Extract.

╔══

[libvirt-users] Zombie processes being created when console buffer is full

Thu Mar 10 14:36:22 UTC 2016

On 03/10/2016 12:34 AM, Martin Kletzander wrote:
> I'm not able to reproduce your issue, but that might be because I'm not
> running systemd neither in the container nor in the host.  If we can
> reproduce it without systemd, though, that would be very helpful for
> finding out the cause of all this.

We're seeing this on CentOS 7.1, which is systemd based. We were able to 
determine that the cause of the problem is due to a container's console 
buffer being filled. In a container (or VM) the console of course is not 
a real physical device, it's a pseudo tty. With a physical console, when 
some process writes something to /dev/console, it appears on the 
physical console and if no one is there to see the text it eventually 
scrolls off the screen and is lost. There is no limit to how much text 
can be sent to the console.

In the case of a container and its pseudo console, there is a buffer 
associated with the console device and this buffer has a size limit. If 
there is an active console session open for a container, any text sent 
to the container's console (e.g. by systemd) is consumed and processed 
by the container. However, if there is no active console session, as 
processes continue to write to the container's console device, the 
buffer associated with this pseudo console fills up. When this happens, 
any process that attempts to write to the container's console blocks and 
will stay blocked forever until a console session is started. These hung 
processes were the source of our zombie processes.

╚══

Your goal. Can you reproduce, word for word, everything in the zombie-process message from "We're seeing this" down to "to the console."?

Supplied data.

╔══

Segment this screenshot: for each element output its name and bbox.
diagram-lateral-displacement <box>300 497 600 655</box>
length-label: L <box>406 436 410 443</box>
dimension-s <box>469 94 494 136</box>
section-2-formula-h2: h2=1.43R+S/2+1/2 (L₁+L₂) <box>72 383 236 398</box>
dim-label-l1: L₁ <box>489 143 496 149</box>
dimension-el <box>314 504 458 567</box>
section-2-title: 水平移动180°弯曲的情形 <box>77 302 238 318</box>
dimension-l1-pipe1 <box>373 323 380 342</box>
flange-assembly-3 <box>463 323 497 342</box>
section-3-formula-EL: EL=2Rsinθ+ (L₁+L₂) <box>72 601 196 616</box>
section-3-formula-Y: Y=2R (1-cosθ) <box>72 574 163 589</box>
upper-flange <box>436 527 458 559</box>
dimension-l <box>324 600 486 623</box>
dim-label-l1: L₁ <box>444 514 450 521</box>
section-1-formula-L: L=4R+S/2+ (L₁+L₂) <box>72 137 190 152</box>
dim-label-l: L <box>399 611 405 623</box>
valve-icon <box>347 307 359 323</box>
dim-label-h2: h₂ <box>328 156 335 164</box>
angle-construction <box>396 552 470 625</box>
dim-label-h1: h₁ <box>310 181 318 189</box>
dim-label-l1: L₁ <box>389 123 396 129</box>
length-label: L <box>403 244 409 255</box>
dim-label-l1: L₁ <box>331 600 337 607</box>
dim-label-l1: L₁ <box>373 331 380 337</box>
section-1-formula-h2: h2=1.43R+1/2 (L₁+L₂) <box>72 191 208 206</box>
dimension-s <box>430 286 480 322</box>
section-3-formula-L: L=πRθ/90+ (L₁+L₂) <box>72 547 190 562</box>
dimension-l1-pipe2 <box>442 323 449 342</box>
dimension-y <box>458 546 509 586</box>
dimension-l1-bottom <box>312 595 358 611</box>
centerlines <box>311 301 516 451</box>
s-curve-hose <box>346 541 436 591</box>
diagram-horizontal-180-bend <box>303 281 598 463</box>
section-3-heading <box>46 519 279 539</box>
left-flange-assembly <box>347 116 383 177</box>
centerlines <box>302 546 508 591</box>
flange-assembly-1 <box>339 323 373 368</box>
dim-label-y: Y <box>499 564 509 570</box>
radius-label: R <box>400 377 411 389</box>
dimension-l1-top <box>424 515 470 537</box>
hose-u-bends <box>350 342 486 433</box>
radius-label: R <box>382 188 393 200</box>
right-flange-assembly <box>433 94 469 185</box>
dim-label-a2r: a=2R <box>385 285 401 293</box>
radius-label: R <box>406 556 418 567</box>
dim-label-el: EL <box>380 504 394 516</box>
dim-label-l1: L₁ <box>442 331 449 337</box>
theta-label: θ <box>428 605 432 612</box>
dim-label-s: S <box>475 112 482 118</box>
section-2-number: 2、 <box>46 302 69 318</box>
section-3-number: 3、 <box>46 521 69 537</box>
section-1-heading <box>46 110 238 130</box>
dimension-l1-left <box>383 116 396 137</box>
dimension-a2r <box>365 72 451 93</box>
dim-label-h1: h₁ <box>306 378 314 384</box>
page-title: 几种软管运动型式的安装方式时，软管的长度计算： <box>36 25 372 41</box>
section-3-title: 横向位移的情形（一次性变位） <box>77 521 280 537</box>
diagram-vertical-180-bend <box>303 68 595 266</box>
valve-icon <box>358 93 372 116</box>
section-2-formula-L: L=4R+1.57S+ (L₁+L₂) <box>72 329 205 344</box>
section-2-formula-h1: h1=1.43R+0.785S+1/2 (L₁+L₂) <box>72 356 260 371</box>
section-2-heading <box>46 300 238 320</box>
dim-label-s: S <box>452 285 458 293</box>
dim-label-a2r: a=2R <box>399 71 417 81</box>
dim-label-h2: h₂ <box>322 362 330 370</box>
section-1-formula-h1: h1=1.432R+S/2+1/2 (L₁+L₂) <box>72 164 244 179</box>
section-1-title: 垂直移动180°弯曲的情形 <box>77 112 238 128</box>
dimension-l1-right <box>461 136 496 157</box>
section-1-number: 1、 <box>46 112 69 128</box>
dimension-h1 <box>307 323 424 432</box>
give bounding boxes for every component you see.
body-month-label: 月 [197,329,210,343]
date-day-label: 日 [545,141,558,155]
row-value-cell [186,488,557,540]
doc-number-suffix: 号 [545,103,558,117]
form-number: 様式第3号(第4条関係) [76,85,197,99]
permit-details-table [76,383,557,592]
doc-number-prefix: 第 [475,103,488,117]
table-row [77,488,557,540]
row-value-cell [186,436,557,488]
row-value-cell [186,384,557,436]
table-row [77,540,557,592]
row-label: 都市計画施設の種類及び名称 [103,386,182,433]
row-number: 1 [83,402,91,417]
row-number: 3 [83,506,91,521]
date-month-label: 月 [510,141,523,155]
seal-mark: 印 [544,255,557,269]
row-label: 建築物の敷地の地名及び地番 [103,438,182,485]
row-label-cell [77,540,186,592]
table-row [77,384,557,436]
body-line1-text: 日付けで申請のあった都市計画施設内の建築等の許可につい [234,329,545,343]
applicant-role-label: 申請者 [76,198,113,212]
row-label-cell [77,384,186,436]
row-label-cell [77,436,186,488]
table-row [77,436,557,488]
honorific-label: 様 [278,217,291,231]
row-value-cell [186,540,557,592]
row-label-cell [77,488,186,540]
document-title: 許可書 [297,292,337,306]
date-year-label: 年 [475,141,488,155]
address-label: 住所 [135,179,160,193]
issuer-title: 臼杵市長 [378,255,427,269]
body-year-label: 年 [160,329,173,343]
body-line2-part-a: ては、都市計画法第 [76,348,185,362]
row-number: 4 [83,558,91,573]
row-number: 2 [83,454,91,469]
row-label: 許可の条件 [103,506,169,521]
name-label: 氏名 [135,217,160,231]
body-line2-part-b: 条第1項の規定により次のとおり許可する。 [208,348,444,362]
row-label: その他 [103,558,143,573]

╚══

Solution to this task.
We're seeing this on CentOS 7.1, which is systemd based. We were able to 
determine that the cause of the problem is due to a container's console 
buffer being filled. In a container (or VM) the console of course is not 
a real physical device, it's a pseudo tty. With a physical console, when 
some process writes something to /dev/console, it appears on the 
physical console and if no one is there to see the text it eventually 
scrolls off the screen and is lost. There is no limit to how much text 
can be sent to the console.